"""
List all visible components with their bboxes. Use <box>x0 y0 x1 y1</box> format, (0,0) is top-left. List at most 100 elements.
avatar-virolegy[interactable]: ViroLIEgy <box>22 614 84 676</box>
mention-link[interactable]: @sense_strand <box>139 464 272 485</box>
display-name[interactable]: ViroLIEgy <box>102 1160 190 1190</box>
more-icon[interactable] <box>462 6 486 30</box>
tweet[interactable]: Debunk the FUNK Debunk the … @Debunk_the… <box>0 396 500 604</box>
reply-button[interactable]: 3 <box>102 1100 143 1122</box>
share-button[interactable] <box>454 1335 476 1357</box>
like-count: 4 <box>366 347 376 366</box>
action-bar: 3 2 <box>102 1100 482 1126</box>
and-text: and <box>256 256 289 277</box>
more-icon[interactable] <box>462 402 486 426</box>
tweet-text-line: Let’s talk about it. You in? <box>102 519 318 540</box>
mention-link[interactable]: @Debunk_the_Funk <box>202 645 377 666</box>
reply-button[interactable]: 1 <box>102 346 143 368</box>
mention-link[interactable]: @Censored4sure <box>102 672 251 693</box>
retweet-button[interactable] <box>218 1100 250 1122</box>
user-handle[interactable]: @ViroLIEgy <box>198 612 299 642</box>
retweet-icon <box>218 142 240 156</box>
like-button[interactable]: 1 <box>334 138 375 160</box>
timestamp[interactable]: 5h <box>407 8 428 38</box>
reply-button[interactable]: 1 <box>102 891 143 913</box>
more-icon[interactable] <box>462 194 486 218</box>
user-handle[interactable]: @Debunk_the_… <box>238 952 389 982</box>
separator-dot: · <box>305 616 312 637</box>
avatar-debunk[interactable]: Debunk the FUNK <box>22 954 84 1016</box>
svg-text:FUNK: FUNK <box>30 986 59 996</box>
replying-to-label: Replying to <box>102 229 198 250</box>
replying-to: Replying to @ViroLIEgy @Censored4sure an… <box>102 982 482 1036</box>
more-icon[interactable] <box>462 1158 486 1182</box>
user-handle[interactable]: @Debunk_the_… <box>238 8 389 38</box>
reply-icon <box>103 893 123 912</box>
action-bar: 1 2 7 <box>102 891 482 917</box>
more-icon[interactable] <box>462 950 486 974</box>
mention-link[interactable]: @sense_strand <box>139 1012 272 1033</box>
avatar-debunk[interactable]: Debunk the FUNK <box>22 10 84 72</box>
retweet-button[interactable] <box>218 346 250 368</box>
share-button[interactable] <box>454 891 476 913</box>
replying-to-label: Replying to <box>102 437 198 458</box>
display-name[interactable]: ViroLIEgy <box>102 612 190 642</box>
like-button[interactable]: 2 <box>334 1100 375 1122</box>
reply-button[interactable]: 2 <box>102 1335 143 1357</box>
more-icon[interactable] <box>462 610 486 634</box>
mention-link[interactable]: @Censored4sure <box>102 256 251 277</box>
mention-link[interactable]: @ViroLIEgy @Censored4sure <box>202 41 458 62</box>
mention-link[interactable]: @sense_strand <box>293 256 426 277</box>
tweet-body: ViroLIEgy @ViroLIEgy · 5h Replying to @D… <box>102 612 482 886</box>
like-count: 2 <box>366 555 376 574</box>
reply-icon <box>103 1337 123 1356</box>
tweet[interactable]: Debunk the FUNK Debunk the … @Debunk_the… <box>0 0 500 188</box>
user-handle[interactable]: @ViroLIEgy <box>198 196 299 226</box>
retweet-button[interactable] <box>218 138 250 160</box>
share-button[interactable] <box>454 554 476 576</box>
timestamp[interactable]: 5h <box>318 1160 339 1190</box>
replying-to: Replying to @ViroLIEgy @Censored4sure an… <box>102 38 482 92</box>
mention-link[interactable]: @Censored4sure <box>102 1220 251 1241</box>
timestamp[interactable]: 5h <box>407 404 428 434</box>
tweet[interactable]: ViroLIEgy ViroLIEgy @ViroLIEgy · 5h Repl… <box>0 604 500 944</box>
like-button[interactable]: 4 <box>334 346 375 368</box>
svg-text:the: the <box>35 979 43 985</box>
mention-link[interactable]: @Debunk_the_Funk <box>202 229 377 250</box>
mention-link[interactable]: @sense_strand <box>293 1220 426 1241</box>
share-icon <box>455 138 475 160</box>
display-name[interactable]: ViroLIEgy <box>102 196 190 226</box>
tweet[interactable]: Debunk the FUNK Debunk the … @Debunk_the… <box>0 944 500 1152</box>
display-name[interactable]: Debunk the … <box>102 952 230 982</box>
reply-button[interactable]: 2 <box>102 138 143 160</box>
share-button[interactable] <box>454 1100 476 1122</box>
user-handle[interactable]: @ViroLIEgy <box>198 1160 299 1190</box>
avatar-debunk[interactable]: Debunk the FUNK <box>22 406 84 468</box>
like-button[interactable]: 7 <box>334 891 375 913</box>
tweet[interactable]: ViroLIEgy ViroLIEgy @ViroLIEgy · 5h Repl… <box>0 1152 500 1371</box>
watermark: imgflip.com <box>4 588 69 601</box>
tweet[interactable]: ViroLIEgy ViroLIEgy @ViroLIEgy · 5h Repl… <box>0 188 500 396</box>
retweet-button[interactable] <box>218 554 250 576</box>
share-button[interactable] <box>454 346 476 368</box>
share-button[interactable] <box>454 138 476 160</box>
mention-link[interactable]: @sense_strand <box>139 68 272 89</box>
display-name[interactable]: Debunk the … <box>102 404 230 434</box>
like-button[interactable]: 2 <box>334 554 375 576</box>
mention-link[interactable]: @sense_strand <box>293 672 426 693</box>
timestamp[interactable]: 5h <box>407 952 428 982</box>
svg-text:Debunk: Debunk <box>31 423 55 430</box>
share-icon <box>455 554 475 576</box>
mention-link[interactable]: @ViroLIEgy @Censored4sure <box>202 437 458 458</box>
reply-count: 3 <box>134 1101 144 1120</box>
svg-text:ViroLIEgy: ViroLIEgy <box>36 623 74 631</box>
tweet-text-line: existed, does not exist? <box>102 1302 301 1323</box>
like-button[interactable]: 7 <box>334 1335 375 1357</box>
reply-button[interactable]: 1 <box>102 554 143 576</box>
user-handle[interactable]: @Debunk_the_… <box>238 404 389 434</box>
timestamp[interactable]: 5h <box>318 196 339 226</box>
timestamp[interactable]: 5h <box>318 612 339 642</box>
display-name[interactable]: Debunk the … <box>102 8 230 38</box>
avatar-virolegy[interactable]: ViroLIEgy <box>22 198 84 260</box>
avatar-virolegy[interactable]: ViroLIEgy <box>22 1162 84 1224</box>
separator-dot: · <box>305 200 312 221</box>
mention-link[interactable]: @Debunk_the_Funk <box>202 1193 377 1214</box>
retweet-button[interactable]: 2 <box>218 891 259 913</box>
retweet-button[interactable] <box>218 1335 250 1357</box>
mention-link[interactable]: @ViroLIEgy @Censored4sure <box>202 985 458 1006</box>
"""
> [WRITTEN TASK]: Write every line of the entries above as a JSON array of strings, one string per line, leaving out any blank lines.

> [THE ANSWER]:
[
  "List all visible components with their bboxes. Use <box>x0 y0 x1 y1</box> format, (0,0) is top-left. List at most 100 elements.",
  "avatar-virolegy[interactable]: ViroLIEgy <box>22 614 84 676</box>",
  "mention-link[interactable]: @sense_strand <box>139 464 272 485</box>",
  "display-name[interactable]: ViroLIEgy <box>102 1160 190 1190</box>",
  "more-icon[interactable] <box>462 6 486 30</box>",
  "tweet[interactable]: Debunk the FUNK Debunk the … @Debunk_the… <box>0 396 500 604</box>",
  "reply-button[interactable]: 3 <box>102 1100 143 1122</box>",
  "share-button[interactable] <box>454 1335 476 1357</box>",
  "like-count: 4 <box>366 347 376 366</box>",
  "action-bar: 3 2 <box>102 1100 482 1126</box>",
  "and-text: and <box>256 256 289 277</box>",
  "more-icon[interactable] <box>462 402 486 426</box>",
  "tweet-text-line: Let’s talk about it. You in? <box>102 519 318 540</box>",
  "mention-link[interactable]: @Debunk_the_Funk <box>202 645 377 666</box>",
  "reply-button[interactable]: 1 <box>102 346 143 368</box>",
  "mention-link[interactable]: @Censored4sure <box>102 672 251 693</box>",
  "retweet-button[interactable] <box>218 1100 250 1122</box>",
  "user-handle[interactable]: @ViroLIEgy <box>198 612 299 642</box>",
  "retweet-icon <box>218 142 240 156</box>",
  "like-button[interactable]: 1 <box>334 138 375 160</box>",
  "timestamp[interactable]: 5h <box>407 8 428 38</box>",
  "reply-button[interactable]: 1 <box>102 891 143 913</box>",
  "more-icon[interactable] <box>462 194 486 218</box>",
  "user-handle[interactable]: @Debunk_the_… <box>238 952 389 982</box>",
  "separator-dot: · <box>305 616 312 637</box>",
  "avatar-debunk[interactable]: Debunk the FUNK <box>22 954 84 1016</box>",
  "svg-text:FUNK: FUNK <box>30 986 59 996</box>",
  "replying-to-label: Replying to <box>102 229 198 250</box>",
  "replying-to: Replying to @ViroLIEgy @Censored4sure an… <box>102 982 482 1036</box>",
  "more-icon[interactable] <box>462 1158 486 1182</box>",
  "user-handle[interactable]: @Debunk_the_… <box>238 8 389 38</box>",
  "reply-icon <box>103 893 123 912</box>",
  "action-bar: 1 2 7 <box>102 891 482 917</box>",
  "more-icon[interactable] <box>462 950 486 974</box>",
  "mention-link[interactable]: @sense_strand <box>139 1012 272 1033</box>",
  "avatar-debunk[interactable]: Debunk the FUNK <box>22 10 84 72</box>",
  "retweet-button[interactable] <box>218 346 250 368</box>",
  "share-button[interactable] <box>454 891 476 913</box>",
  "replying-to-label: Replying to <box>102 437 198 458</box>",
  "display-name[interactable]: ViroLIEgy <box>102 612 190 642</box>",
  "like-button[interactable]: 2 <box>334 1100 375 1122</box>",
  "reply-button[interactable]: 2 <box>102 1335 143 1357</box>",
  "more-icon[interactable] <box>462 610 486 634</box>",
  "mention-link[interactable]: @Censored4sure <box>102 256 251 277</box>",
  "mention-link[interactable]: @ViroLIEgy @Censored4sure <box>202 41 458 62</box>",
  "mention-link[interactable]: @sense_strand <box>293 256 426 277</box>",
  "tweet-body: ViroLIEgy @ViroLIEgy · 5h Replying to @D… <box>102 612 482 886</box>",
  "like-count: 2 <box>366 555 376 574</box>",
  "reply-icon <box>103 1337 123 1356</box>",
  "tweet[interactable]: Debunk the FUNK Debunk the … @Debunk_the… <box>0 0 500 188</box>",
  "user-handle[interactable]: @ViroLIEgy <box>198 196 299 226</box>",
  "retweet-button[interactable] <box>218 138 250 160</box>",
  "share-button[interactable] <box>454 554 476 576</box>",
  "timestamp[interactable]: 5h <box>318 1160 339 1190</box>",
  "replying-to: Replying to @ViroLIEgy @Censored4sure an… <box>102 38 482 92</box>",
  "mention-link[interactable]: @Censored4sure <box>102 1220 251 1241</box>",
  "timestamp[interactable]: 5h <box>407 404 428 434</box>",
  "tweet[interactable]: ViroLIEgy ViroLIEgy @ViroLIEgy · 5h Repl… <box>0 604 500 944</box>",
  "like-button[interactable]: 4 <box>334 346 375 368</box>",
  "svg-text:the: the <box>35 979 43 985</box>",
  "mention-link[interactable]: @Debunk_the_Funk <box>202 229 377 250</box>",
  "mention-link[interactable]: @sense_strand <box>293 1220 426 1241</box>",
  "share-icon <box>455 138 475 160</box>",
  "display-name[interactable]: ViroLIEgy <box>102 196 190 226</box>",
  "tweet[interactable]: Debunk the FUNK Debunk the … @Debunk_the… <box>0 944 500 1152</box>",
  "display-name[interactable]: Debunk the … <box>102 952 230 982</box>",
  "reply-button[interactable]: 2 <box>102 138 143 160</box>",
  "share-button[interactable] <box>454 1100 476 1122</box>",
  "user-handle[interactable]: @ViroLIEgy <box>198 1160 299 1190</box>",
  "avatar-debunk[interactable]: Debunk the FUNK <box>22 406 84 468</box>",
  "like-button[interactable]: 7 <box>334 891 375 913</box>",
  "tweet[interactable]: ViroLIEgy ViroLIEgy @ViroLIEgy · 5h Repl… <box>0 1152 500 1371</box>",
  "watermark: imgflip.com <box>4 588 69 601</box>",
  "tweet[interactable]: ViroLIEgy ViroLIEgy @ViroLIEgy · 5h Repl… <box>0 188 500 396</box>",
  "retweet-button[interactable] <box>218 554 250 576</box>",
  "share-button[interactable] <box>454 346 476 368</box>",
  "share-button[interactable] <box>454 138 476 160</box>",
  "mention-link[interactable]: @sense_strand <box>139 68 272 89</box>",
  "display-name[interactable]: Debunk the … <box>102 404 230 434</box>",
  "like-button[interactable]: 2 <box>334 554 375 576</box>",
  "mention-link[interactable]: @sense_strand <box>293 672 426 693</box>",
  "timestamp[interactable]: 5h <box>407 952 428 982</box>",
  "svg-text:Debunk: Debunk <box>31 423 55 430</box>",
  "share-icon <box>455 554 475 576</box>",
  "mention-link[interactable]: @ViroLIEgy @Censored4sure <box>202 437 458 458</box>",
  "reply-count: 3 <box>134 1101 144 1120</box>",
  "svg-text:ViroLIEgy: ViroLIEgy <box>36 623 74 631</box>",
  "tweet-text-line: existed, does not exist? <box>102 1302 301 1323</box>",
  "like-button[interactable]: 7 <box>334 1335 375 1357</box>",
  "reply-button[interactable]: 1 <box>102 554 143 576</box>",
  "user-handle[interactable]: @Debunk_the_… <box>238 404 389 434</box>",
  "timestamp[interactable]: 5h <box>318 196 339 226</box>",
  "timestamp[interactable]: 5h <box>318 612 339 642</box>",
  "display-name[interactable]: Debunk the … <box>102 8 230 38</box>",
  "avatar-virolegy[interactable]: ViroLIEgy <box>22 198 84 260</box>",
  "avatar-virolegy[interactable]: ViroLIEgy <box>22 1162 84 1224</box>",
  "separator-dot: · <box>305 200 312 221</box>",
  "mention-link[interactable]: @Debunk_the_Funk <box>202 1193 377 1214</box>",
  "retweet-button[interactable]: 2 <box>218 891 259 913</box>",
  "retweet-button[interactable] <box>218 1335 250 1357</box>",
  "mention-link[interactable]: @ViroLIEgy @Censored4sure <box>202 985 458 1006</box>"
]